__Given problem__
Search the data below for "TrendForce"; list each line that holds it.

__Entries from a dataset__
----

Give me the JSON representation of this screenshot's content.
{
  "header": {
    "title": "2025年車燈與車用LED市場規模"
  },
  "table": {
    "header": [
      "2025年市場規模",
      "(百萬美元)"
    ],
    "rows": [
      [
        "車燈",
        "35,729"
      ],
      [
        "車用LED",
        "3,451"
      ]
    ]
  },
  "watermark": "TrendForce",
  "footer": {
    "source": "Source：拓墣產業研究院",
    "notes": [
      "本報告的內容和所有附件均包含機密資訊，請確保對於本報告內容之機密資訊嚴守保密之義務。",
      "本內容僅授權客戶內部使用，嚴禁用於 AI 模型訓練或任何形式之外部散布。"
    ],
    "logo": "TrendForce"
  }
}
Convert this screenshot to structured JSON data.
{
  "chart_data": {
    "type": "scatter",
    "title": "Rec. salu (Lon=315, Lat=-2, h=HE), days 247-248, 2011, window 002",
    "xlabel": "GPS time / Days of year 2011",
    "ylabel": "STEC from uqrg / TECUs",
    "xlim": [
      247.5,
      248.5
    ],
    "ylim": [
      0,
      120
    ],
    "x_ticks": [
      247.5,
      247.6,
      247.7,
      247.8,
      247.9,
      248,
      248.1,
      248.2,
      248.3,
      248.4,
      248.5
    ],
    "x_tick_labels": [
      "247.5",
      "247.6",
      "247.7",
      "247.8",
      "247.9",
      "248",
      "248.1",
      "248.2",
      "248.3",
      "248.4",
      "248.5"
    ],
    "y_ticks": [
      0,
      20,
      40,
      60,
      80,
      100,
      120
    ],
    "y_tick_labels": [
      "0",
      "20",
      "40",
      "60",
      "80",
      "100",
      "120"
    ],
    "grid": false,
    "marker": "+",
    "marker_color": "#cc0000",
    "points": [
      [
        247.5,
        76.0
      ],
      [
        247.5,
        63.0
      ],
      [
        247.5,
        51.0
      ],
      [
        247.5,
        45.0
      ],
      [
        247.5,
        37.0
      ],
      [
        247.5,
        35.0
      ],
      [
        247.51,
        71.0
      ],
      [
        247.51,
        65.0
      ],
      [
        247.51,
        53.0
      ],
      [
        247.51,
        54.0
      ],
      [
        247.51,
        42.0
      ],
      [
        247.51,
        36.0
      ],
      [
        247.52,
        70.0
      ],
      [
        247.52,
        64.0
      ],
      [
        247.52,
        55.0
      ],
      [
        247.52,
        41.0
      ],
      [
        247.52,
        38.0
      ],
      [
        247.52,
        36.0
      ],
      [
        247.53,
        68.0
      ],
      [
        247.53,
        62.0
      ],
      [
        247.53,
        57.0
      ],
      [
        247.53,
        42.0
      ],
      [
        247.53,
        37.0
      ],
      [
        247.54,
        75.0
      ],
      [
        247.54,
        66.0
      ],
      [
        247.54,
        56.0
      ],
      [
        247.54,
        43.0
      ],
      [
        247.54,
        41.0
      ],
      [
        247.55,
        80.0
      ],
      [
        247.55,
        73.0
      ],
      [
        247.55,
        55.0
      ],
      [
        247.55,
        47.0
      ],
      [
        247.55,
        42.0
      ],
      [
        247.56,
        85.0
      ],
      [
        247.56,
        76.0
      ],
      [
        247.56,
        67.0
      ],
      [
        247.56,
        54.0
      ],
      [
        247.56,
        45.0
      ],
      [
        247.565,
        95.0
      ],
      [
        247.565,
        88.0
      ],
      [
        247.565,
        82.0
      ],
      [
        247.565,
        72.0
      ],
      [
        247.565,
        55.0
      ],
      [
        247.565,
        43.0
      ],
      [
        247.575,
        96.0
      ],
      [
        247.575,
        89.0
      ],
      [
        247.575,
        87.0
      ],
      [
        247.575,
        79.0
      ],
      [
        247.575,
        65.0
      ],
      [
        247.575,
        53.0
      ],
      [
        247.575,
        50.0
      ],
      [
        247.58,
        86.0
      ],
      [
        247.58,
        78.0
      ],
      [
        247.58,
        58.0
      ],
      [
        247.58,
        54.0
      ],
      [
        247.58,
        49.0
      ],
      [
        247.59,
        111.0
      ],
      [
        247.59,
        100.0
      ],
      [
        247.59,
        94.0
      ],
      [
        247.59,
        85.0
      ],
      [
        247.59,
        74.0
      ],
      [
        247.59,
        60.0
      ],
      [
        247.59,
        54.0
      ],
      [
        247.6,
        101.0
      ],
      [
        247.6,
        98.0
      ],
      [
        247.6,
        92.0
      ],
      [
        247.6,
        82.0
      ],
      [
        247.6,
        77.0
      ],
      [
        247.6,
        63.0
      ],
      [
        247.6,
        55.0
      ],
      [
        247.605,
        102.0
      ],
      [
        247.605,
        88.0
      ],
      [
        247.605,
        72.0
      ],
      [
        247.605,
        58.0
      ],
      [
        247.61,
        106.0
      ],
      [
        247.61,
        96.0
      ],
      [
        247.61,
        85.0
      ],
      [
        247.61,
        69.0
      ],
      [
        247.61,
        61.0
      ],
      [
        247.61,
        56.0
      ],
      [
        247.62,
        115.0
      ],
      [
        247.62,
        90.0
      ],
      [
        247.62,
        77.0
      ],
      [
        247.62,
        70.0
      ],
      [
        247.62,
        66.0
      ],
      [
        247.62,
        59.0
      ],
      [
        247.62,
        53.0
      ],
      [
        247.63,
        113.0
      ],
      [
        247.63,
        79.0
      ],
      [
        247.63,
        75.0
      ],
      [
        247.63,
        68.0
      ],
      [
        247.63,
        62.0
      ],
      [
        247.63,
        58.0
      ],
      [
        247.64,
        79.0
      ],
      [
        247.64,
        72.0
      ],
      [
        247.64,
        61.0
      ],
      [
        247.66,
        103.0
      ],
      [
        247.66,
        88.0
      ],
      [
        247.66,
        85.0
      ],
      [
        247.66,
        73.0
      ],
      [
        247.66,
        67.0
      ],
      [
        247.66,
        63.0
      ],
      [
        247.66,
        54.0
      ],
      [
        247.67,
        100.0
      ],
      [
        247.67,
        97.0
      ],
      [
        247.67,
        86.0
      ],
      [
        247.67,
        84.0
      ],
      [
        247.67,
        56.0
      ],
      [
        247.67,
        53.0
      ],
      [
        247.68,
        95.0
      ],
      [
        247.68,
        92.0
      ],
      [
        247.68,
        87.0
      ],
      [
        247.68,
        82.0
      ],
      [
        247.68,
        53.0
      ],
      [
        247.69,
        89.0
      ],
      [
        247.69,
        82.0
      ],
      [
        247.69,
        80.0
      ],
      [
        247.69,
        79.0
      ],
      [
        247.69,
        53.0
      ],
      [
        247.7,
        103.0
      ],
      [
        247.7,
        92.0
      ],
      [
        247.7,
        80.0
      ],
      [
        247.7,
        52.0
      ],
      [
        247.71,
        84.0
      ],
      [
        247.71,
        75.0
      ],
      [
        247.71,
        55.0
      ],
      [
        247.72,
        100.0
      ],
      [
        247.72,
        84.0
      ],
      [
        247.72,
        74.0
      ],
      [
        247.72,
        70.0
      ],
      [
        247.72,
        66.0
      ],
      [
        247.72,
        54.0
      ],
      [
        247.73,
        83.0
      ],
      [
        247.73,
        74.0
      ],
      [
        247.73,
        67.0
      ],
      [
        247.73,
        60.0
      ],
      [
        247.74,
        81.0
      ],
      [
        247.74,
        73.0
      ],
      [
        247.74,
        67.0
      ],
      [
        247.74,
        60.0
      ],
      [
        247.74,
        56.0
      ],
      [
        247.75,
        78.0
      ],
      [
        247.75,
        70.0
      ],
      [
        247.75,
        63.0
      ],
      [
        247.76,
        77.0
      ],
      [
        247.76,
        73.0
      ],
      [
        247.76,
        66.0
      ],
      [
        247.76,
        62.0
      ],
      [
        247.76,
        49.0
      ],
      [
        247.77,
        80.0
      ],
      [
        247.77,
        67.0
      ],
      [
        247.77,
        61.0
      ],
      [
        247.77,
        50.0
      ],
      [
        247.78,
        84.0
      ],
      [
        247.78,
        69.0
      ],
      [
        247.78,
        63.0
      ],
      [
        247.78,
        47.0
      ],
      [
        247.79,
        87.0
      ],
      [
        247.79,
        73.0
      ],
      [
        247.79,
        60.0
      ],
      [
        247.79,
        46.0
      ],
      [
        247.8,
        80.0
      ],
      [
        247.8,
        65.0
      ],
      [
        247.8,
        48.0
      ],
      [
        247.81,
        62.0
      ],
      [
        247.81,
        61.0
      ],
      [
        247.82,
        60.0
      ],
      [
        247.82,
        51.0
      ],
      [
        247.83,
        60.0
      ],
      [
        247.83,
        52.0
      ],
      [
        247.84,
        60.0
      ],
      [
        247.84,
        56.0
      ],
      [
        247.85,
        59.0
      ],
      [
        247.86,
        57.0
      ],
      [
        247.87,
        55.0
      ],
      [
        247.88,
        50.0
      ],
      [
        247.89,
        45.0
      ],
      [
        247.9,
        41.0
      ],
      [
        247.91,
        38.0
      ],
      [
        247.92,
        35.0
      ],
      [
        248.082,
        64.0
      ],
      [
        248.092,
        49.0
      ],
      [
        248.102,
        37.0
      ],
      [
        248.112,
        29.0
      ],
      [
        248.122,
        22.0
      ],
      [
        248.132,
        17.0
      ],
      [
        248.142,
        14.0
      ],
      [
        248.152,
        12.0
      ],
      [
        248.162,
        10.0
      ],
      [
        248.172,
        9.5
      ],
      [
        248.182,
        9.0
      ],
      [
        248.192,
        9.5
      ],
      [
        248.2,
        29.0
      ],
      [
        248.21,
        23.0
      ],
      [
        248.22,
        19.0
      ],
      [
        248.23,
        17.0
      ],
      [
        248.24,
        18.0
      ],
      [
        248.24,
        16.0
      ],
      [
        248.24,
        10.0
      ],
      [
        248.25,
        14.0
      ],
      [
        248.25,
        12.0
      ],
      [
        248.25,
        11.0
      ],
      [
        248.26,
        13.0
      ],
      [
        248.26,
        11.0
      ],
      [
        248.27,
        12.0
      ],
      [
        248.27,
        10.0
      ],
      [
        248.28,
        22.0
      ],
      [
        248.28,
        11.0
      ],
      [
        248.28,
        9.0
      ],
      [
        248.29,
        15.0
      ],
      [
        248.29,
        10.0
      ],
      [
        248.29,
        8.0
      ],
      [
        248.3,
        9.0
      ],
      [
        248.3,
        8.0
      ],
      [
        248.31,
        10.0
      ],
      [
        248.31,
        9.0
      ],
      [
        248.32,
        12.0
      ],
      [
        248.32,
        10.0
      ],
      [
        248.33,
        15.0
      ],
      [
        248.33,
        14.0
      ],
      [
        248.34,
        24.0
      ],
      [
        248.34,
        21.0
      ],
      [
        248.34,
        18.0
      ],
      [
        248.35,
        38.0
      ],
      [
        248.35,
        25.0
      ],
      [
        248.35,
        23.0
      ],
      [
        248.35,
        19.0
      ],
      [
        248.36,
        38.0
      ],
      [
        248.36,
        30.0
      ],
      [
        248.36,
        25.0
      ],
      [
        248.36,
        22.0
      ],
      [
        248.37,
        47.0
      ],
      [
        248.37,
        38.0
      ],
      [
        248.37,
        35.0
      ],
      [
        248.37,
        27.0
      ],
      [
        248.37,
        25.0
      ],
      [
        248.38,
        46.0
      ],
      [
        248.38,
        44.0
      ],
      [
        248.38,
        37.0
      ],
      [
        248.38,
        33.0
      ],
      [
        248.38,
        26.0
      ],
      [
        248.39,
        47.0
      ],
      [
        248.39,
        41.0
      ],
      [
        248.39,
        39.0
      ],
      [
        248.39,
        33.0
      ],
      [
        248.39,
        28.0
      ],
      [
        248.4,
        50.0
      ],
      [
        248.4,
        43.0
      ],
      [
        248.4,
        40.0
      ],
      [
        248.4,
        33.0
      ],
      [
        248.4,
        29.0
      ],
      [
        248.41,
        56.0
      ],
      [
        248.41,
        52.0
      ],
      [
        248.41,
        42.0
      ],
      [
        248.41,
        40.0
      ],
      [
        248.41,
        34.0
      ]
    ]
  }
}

----

__Solution__
  "watermark": "TrendForce",
    "logo": "TrendForce"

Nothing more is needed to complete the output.